● **Your goal**
Spot each line in the data below containing "Translate" and copy it.

● **Provided records**
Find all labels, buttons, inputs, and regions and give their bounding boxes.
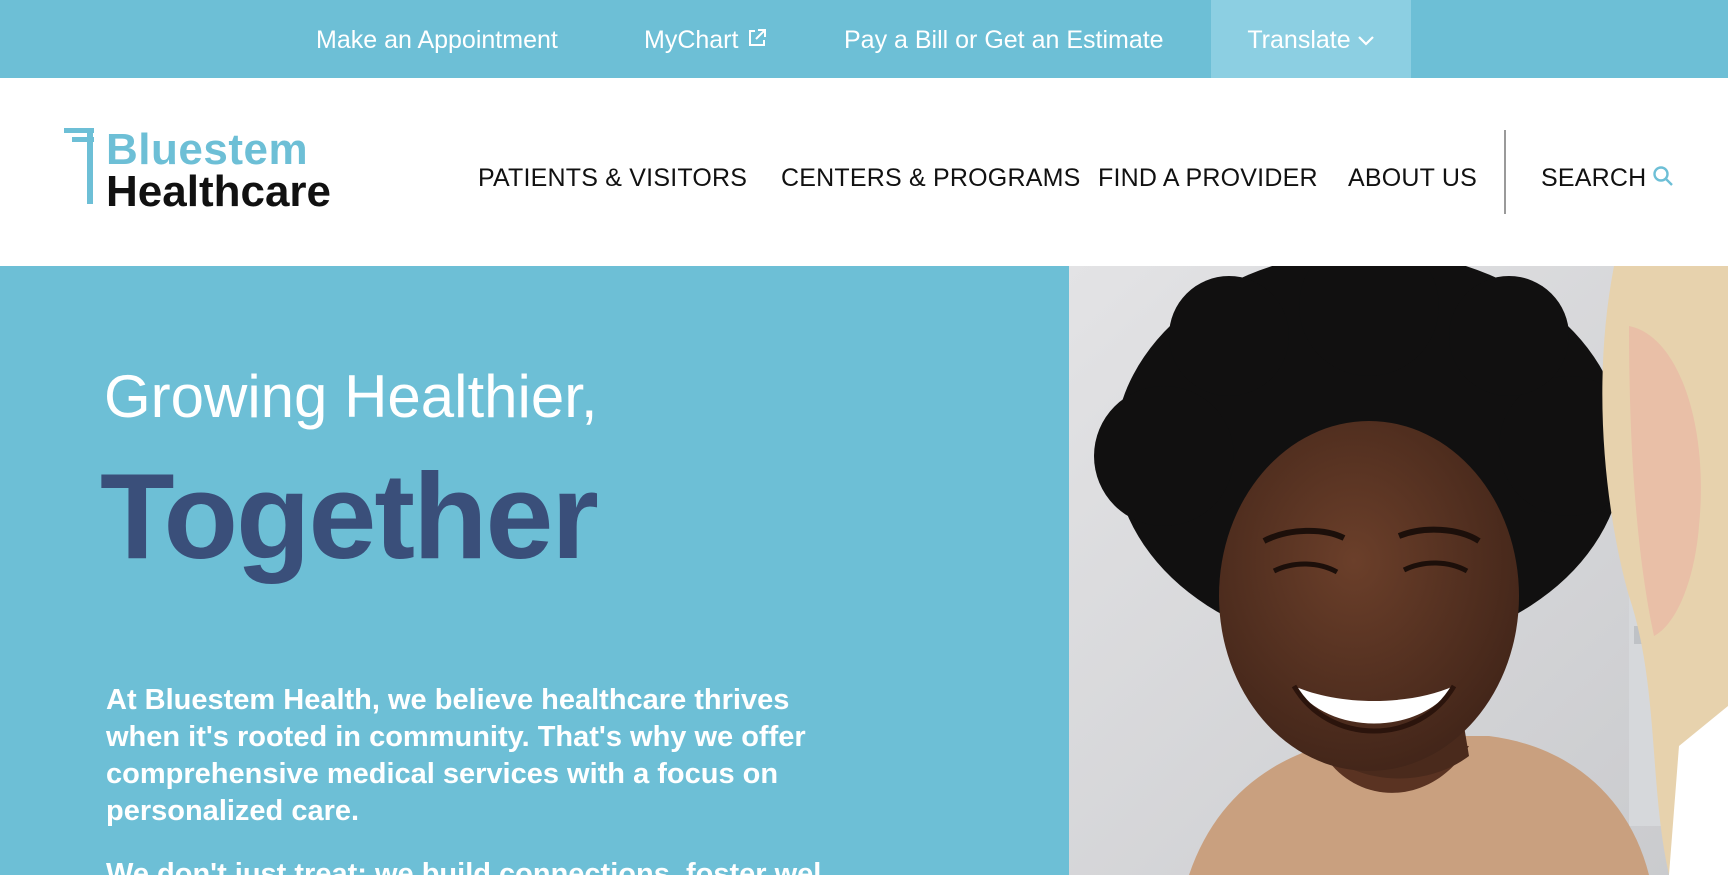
hero-panel: Growing Healthier, Together At Bluestem …	[0, 266, 1069, 875]
nav-patients-visitors[interactable]: PATIENTS & VISITORS	[478, 78, 747, 266]
translate-label: Translate	[1247, 26, 1351, 54]
hero-body: At Bluestem Health, we believe healthcar…	[106, 684, 806, 827]
search-icon	[1653, 166, 1674, 187]
search-label: SEARCH	[1541, 164, 1647, 192]
brand-line1: Bluestem	[106, 125, 309, 174]
nav-centers-programs[interactable]: CENTERS & PROGRAMS	[781, 78, 1080, 266]
mychart-label: MyChart	[644, 26, 739, 54]
hero-title: Together	[100, 448, 599, 584]
brand-logo[interactable]: Bluestem Healthcare	[64, 128, 344, 218]
external-link-icon	[749, 29, 767, 46]
nav-find-provider[interactable]: FIND A PROVIDER	[1098, 78, 1318, 266]
chevron-down-icon	[1357, 36, 1374, 46]
mychart-link[interactable]: MyChart	[644, 0, 768, 78]
hero-photo	[1069, 266, 1728, 875]
hero-subtitle: Growing Healthier,	[104, 363, 598, 430]
search-button[interactable]: SEARCH	[1541, 78, 1674, 266]
make-appointment-link[interactable]: Make an Appointment	[316, 0, 558, 78]
hero-body-cutoff: We don't just treat; we build connection…	[106, 858, 822, 875]
hero-photo-illustration	[1069, 266, 1728, 875]
utility-bar: Make an Appointment MyChart Pay a Bill o…	[0, 0, 1728, 78]
nav-divider	[1504, 130, 1506, 214]
pay-bill-link[interactable]: Pay a Bill or Get an Estimate	[844, 0, 1164, 78]
nav-about-us[interactable]: ABOUT US	[1348, 78, 1477, 266]
logo-mark-icon	[64, 128, 94, 204]
translate-dropdown[interactable]: Translate	[1211, 0, 1411, 78]
main-header: Bluestem Healthcare PATIENTS & VISITORS …	[0, 78, 1728, 266]
brand-line2: Healthcare	[106, 167, 332, 216]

● **Exercise result**
translate-label: Translate	[1247, 26, 1351, 54]
translate-dropdown[interactable]: Translate	[1211, 0, 1411, 78]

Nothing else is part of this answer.